* **Task instructions**:
Format every line of the rows below as a JSON list of strings, one string per line, omitting blank lines and the picture placeholders.

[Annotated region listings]

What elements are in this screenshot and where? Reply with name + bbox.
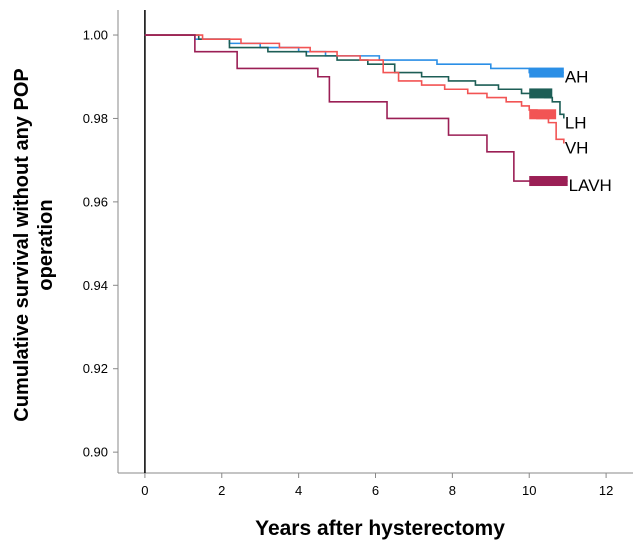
x-tick-label: 6: [372, 483, 379, 498]
y-tick-label: 0.94: [83, 278, 108, 293]
censor-marks-ah: [529, 67, 564, 78]
series-label-lavh: LAVH: [569, 176, 612, 195]
x-tick-label: 8: [449, 483, 456, 498]
y-axis-title-line-2: operation: [35, 199, 57, 290]
y-tick-label: 1.00: [83, 28, 108, 43]
series-line-ah: [144, 34, 564, 74]
y-tick-label: 0.90: [83, 445, 108, 460]
y-tick-label: 0.96: [83, 194, 108, 209]
x-tick-label: 10: [522, 483, 536, 498]
series-line-lh: [144, 34, 565, 119]
y-axis-title-line-1: Cumulative survival without any POP: [11, 68, 33, 421]
x-tick-label: 0: [141, 483, 148, 498]
y-tick-label: 0.92: [83, 361, 108, 376]
series-label-ah: AH: [565, 68, 589, 87]
y-tick-label: 0.98: [83, 111, 108, 126]
censor-marks-lavh: [529, 176, 568, 187]
series-label-lh: LH: [565, 113, 587, 132]
labels-layer: AH LH VH LAVH: [565, 68, 612, 195]
x-tick-label: 12: [599, 483, 613, 498]
x-tick-label: 2: [218, 483, 225, 498]
censor-marks-vh: [529, 109, 557, 120]
axes: 0.90 0.92 0.94 0.96 0.98 1.00 0 2 4 6 8 10 12: [83, 10, 633, 498]
series-line-lavh: [144, 34, 568, 182]
x-axis-title: Years after hysterectomy: [255, 517, 505, 540]
x-tick-label: 4: [295, 483, 302, 498]
series-layer: [144, 34, 568, 187]
censor-marks-lh: [529, 88, 553, 99]
series-label-vh: VH: [565, 138, 589, 157]
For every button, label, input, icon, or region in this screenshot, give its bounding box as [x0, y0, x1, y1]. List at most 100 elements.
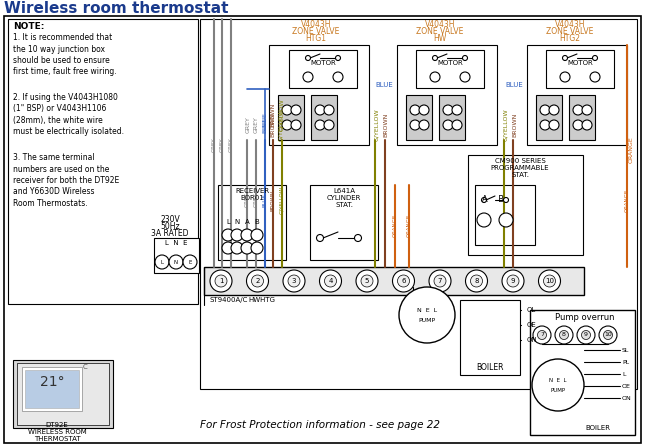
- Text: HTG2: HTG2: [559, 34, 580, 43]
- Circle shape: [590, 72, 600, 82]
- Bar: [269, 45, 369, 145]
- Circle shape: [291, 105, 301, 115]
- Text: OE: OE: [622, 384, 631, 388]
- Circle shape: [433, 55, 437, 60]
- Circle shape: [246, 270, 268, 292]
- Bar: [310, 185, 378, 260]
- Bar: [569, 95, 595, 140]
- Text: should be used to ensure: should be used to ensure: [13, 56, 110, 65]
- Circle shape: [333, 72, 343, 82]
- Text: 8: 8: [562, 333, 566, 337]
- Circle shape: [222, 242, 234, 254]
- Circle shape: [599, 326, 617, 344]
- Circle shape: [251, 229, 263, 241]
- Circle shape: [562, 55, 568, 60]
- Text: 10: 10: [545, 278, 554, 284]
- Text: G/YELLOW: G/YELLOW: [375, 109, 379, 141]
- Circle shape: [502, 270, 524, 292]
- Text: Wireless room thermostat: Wireless room thermostat: [4, 1, 228, 16]
- Bar: [25, 370, 79, 408]
- Circle shape: [319, 270, 341, 292]
- Text: L  N  E: L N E: [164, 240, 187, 246]
- Text: HWHTG: HWHTG: [248, 297, 275, 303]
- Circle shape: [573, 105, 583, 115]
- Text: MOTOR: MOTOR: [567, 60, 593, 66]
- Text: BOILER: BOILER: [476, 363, 504, 372]
- Bar: [468, 155, 583, 255]
- Text: 50Hz: 50Hz: [160, 222, 180, 231]
- Text: A    B: A B: [482, 195, 504, 204]
- Circle shape: [555, 326, 573, 344]
- Text: N  E  L: N E L: [417, 308, 437, 313]
- Bar: [311, 95, 337, 140]
- Circle shape: [291, 120, 301, 130]
- Circle shape: [210, 270, 232, 292]
- Circle shape: [582, 120, 592, 130]
- Circle shape: [499, 213, 513, 227]
- Text: BLUE: BLUE: [263, 112, 268, 128]
- Text: L: L: [161, 260, 163, 265]
- Text: ZONE VALVE: ZONE VALVE: [292, 27, 340, 36]
- Circle shape: [282, 105, 292, 115]
- Text: RECEIVER: RECEIVER: [235, 188, 269, 194]
- Bar: [527, 45, 627, 145]
- Circle shape: [251, 242, 263, 254]
- Circle shape: [241, 229, 253, 241]
- Circle shape: [169, 255, 183, 269]
- Circle shape: [317, 235, 324, 241]
- Text: 3A RATED: 3A RATED: [151, 229, 189, 238]
- Text: ORANGE: ORANGE: [628, 137, 633, 163]
- Text: L641A: L641A: [333, 188, 355, 194]
- Circle shape: [355, 235, 361, 241]
- Circle shape: [559, 330, 568, 340]
- Text: ST9400A/C: ST9400A/C: [210, 297, 248, 303]
- Text: 8: 8: [474, 278, 479, 284]
- Text: A: A: [244, 219, 250, 225]
- Circle shape: [283, 270, 305, 292]
- Text: V4043H: V4043H: [425, 20, 455, 29]
- Circle shape: [443, 120, 453, 130]
- Bar: [289, 50, 357, 88]
- Text: ON: ON: [527, 337, 538, 343]
- Circle shape: [477, 213, 491, 227]
- Bar: [13, 360, 113, 428]
- Circle shape: [573, 120, 583, 130]
- Bar: [439, 95, 465, 140]
- Bar: [204, 267, 584, 295]
- Text: 9: 9: [511, 278, 515, 284]
- Text: 3: 3: [292, 278, 296, 284]
- Text: Pump overrun: Pump overrun: [555, 313, 615, 322]
- Text: L: L: [622, 371, 626, 376]
- Text: DT92E: DT92E: [46, 422, 68, 428]
- Bar: [530, 310, 635, 435]
- Bar: [218, 185, 286, 260]
- Circle shape: [410, 120, 420, 130]
- Circle shape: [419, 120, 429, 130]
- Text: receiver for both the DT92E: receiver for both the DT92E: [13, 176, 119, 185]
- Text: 7: 7: [438, 278, 442, 284]
- Text: N  E  L: N E L: [550, 379, 567, 384]
- Text: 10: 10: [604, 333, 612, 337]
- Circle shape: [183, 255, 197, 269]
- Text: STAT.: STAT.: [511, 172, 529, 178]
- Bar: [8, 19, 198, 304]
- Circle shape: [288, 275, 300, 287]
- Circle shape: [315, 120, 325, 130]
- Circle shape: [241, 242, 253, 254]
- Text: ORANGE: ORANGE: [624, 188, 630, 211]
- Circle shape: [593, 55, 597, 60]
- Circle shape: [544, 275, 555, 287]
- Text: B: B: [255, 219, 259, 225]
- Circle shape: [215, 275, 227, 287]
- Text: MOTOR: MOTOR: [437, 60, 463, 66]
- Text: BLUE: BLUE: [505, 82, 522, 88]
- Text: PUMP: PUMP: [419, 317, 435, 322]
- Circle shape: [252, 275, 264, 287]
- Text: 2: 2: [255, 278, 260, 284]
- Text: 1. It is recommended that: 1. It is recommended that: [13, 33, 112, 42]
- Circle shape: [231, 229, 243, 241]
- Text: BROWN: BROWN: [384, 113, 388, 137]
- Bar: [17, 363, 109, 425]
- Text: ZONE VALVE: ZONE VALVE: [546, 27, 593, 36]
- Bar: [200, 19, 637, 389]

* **The response**:
[
  "What elements are in this screenshot and where? Reply with name + bbox.",
  "x-tick-label: 6: [372, 483, 379, 498]",
  "y-tick-label: 0.94: [83, 278, 108, 293]",
  "censor-marks-ah: [529, 67, 564, 78]",
  "series-label-lavh: LAVH: [569, 176, 612, 195]",
  "x-tick-label: 8: [449, 483, 456, 498]",
  "y-axis-title-line-2: operation: [35, 199, 57, 290]",
  "y-tick-label: 1.00: [83, 28, 108, 43]",
  "series-line-ah: [144, 34, 564, 74]",
  "y-tick-label: 0.90: [83, 445, 108, 460]",
  "y-tick-label: 0.96: [83, 194, 108, 209]",
  "x-tick-label: 10: [522, 483, 536, 498]",
  "series-line-lh: [144, 34, 565, 119]",
  "y-axis-title-line-1: Cumulative survival without any POP: [11, 68, 33, 421]",
  "x-tick-label: 0: [141, 483, 148, 498]",
  "y-tick-label: 0.92: [83, 361, 108, 376]",
  "series-label-ah: AH: [565, 68, 589, 87]",
  "y-tick-label: 0.98: [83, 111, 108, 126]",
  "censor-marks-lavh: [529, 176, 568, 187]",
  "series-label-lh: LH: [565, 113, 587, 132]",
  "labels-layer: AH LH VH LAVH: [565, 68, 612, 195]",
  "x-tick-label: 12: [599, 483, 613, 498]",
  "x-tick-label: 2: [218, 483, 225, 498]",
  "censor-marks-vh: [529, 109, 557, 120]",
  "axes: 0.90 0.92 0.94 0.96 0.98 1.00 0 2 4 6 8 10 12: [83, 10, 633, 498]",
  "series-line-lavh: [144, 34, 568, 182]",
  "x-axis-title: Years after hysterectomy: [255, 517, 505, 540]",
  "x-tick-label: 4: [295, 483, 302, 498]",
  "series-layer: [144, 34, 568, 187]",
  "censor-marks-lh: [529, 88, 553, 99]",
  "series-label-vh: VH: [565, 138, 589, 157]",
  "For every button, label, input, icon, or region in this screenshot, give its bounding box as [x0, y0, x1, y1]. List at most 100 elements.",
  "- Text: HTG2: HTG2: [559, 34, 580, 43]",
  "- Circle shape: [590, 72, 600, 82]",
  "- Bar: [269, 45, 369, 145]",
  "- Circle shape: [291, 105, 301, 115]",
  "- Text: OE: OE: [622, 384, 631, 388]",
  "- Circle shape: [433, 55, 437, 60]",
  "- Circle shape: [246, 270, 268, 292]",
  "- Bar: [310, 185, 378, 260]",
  "- Bar: [569, 95, 595, 140]",
  "- Text: should be used to ensure: should be used to ensure: [13, 56, 110, 65]",
  "- Circle shape: [333, 72, 343, 82]",
  "- Text: 8: 8: [562, 333, 566, 337]",
  "- Circle shape: [222, 242, 234, 254]",
  "- Circle shape: [599, 326, 617, 344]",
  "- Circle shape: [251, 229, 263, 241]",
  "- Circle shape: [562, 55, 568, 60]",
  "- Text: 10: 10: [545, 278, 554, 284]",
  "- Text: G/YELLOW: G/YELLOW: [375, 109, 379, 141]",
  "- Circle shape: [502, 270, 524, 292]",
  "- Text: Wireless room thermostat: Wireless room thermostat: [4, 1, 228, 16]",
  "- Bar: [25, 370, 79, 408]",
  "- Circle shape: [319, 270, 341, 292]",
  "- Text: L  N  E: L N E: [164, 240, 187, 246]",
  "- Text: HWHTG: HWHTG: [248, 297, 275, 303]",
  "- Circle shape: [573, 105, 583, 115]",
  "- Text: MOTOR: MOTOR: [567, 60, 593, 66]",
  "- Text: BOILER: BOILER: [476, 363, 504, 372]",
  "- Bar: [468, 155, 583, 255]",
  "- Text: 50Hz: 50Hz: [160, 222, 180, 231]",
  "- Text: A    B: A B: [482, 195, 504, 204]",
  "- Circle shape: [555, 326, 573, 344]",
  "- Text: N  E  L: N E L: [417, 308, 437, 313]",
  "- Bar: [311, 95, 337, 140]",
  "- Circle shape: [291, 120, 301, 130]",
  "- Circle shape: [210, 270, 232, 292]",
  "- Circle shape: [582, 120, 592, 130]",
  "- Circle shape: [499, 213, 513, 227]",
  "- Text: BLUE: BLUE: [263, 112, 268, 128]",
  "- Text: L: L: [161, 260, 163, 265]",
  "- Text: ZONE VALVE: ZONE VALVE: [292, 27, 340, 36]",
  "- Circle shape: [282, 105, 292, 115]",
  "- Text: RECEIVER: RECEIVER: [235, 188, 269, 194]",
  "- Bar: [527, 45, 627, 145]",
  "- Circle shape: [251, 242, 263, 254]",
  "- Circle shape: [241, 229, 253, 241]",
  "- Circle shape: [169, 255, 183, 269]",
  "- Circle shape: [317, 235, 324, 241]",
  "- Text: 3A RATED: 3A RATED: [151, 229, 189, 238]",
  "- Text: ORANGE: ORANGE: [628, 137, 633, 163]",
  "- Text: L641A: L641A: [333, 188, 355, 194]",
  "- Circle shape: [355, 235, 361, 241]",
  "- Circle shape: [559, 330, 568, 340]",
  "- Text: ST9400A/C: ST9400A/C: [210, 297, 248, 303]",
  "- Text: 8: 8: [474, 278, 479, 284]",
  "- Text: A: A: [244, 219, 250, 225]",
  "- Circle shape: [283, 270, 305, 292]",
  "- Text: V4043H: V4043H: [425, 20, 455, 29]",
  "- Circle shape: [443, 120, 453, 130]",
  "- Bar: [289, 50, 357, 88]",
  "- Text: ON: ON: [527, 337, 538, 343]",
  "- Circle shape: [477, 213, 491, 227]",
  "- Bar: [13, 360, 113, 428]",
  "- Circle shape: [573, 120, 583, 130]",
  "- Bar: [439, 95, 465, 140]",
  "- Bar: [204, 267, 584, 295]",
  "- Text: 9: 9: [511, 278, 515, 284]",
  "- Text: 3: 3: [292, 278, 296, 284]",
  "- Text: Pump overrun: Pump overrun: [555, 313, 615, 322]",
  "- Text: L: L: [622, 371, 626, 376]",
  "- Text: DT92E: DT92E: [46, 422, 68, 428]",
  "- Bar: [530, 310, 635, 435]",
  "- Bar: [218, 185, 286, 260]",
  "- Circle shape: [410, 120, 420, 130]",
  "- Circle shape: [419, 120, 429, 130]",
  "- Text: receiver for both the DT92E: receiver for both the DT92E: [13, 176, 119, 185]",
  "- Text: 7: 7: [438, 278, 442, 284]",
  "- Text: N  E  L: N E L: [550, 379, 567, 384]",
  "- Text: 10: 10: [604, 333, 612, 337]",
  "- Circle shape: [183, 255, 197, 269]",
  "- Text: STAT.: STAT.: [511, 172, 529, 178]",
  "- Bar: [8, 19, 198, 304]",
  "- Circle shape: [288, 275, 300, 287]",
  "- Circle shape: [315, 120, 325, 130]",
  "- Circle shape: [241, 242, 253, 254]",
  "- Text: ORANGE: ORANGE: [624, 188, 630, 211]",
  "- Circle shape: [593, 55, 597, 60]",
  "- Circle shape: [544, 275, 555, 287]",
  "- Text: B: B: [255, 219, 259, 225]",
  "- Circle shape: [215, 275, 227, 287]",
  "- Text: MOTOR: MOTOR: [437, 60, 463, 66]",
  "- Text: BLUE: BLUE: [505, 82, 522, 88]",
  "- Text: PUMP: PUMP: [419, 317, 435, 322]",
  "- Circle shape: [252, 275, 264, 287]",
  "- Text: 2: 2: [255, 278, 260, 284]",
  "- Text: 1. It is recommended that: 1. It is recommended that: [13, 33, 112, 42]",
  "- Circle shape: [231, 229, 243, 241]",
  "- Text: BROWN: BROWN: [384, 113, 388, 137]",
  "- Bar: [17, 363, 109, 425]",
  "- Text: ZONE VALVE: ZONE VALVE: [546, 27, 593, 36]",
  "- Bar: [200, 19, 637, 389]"
]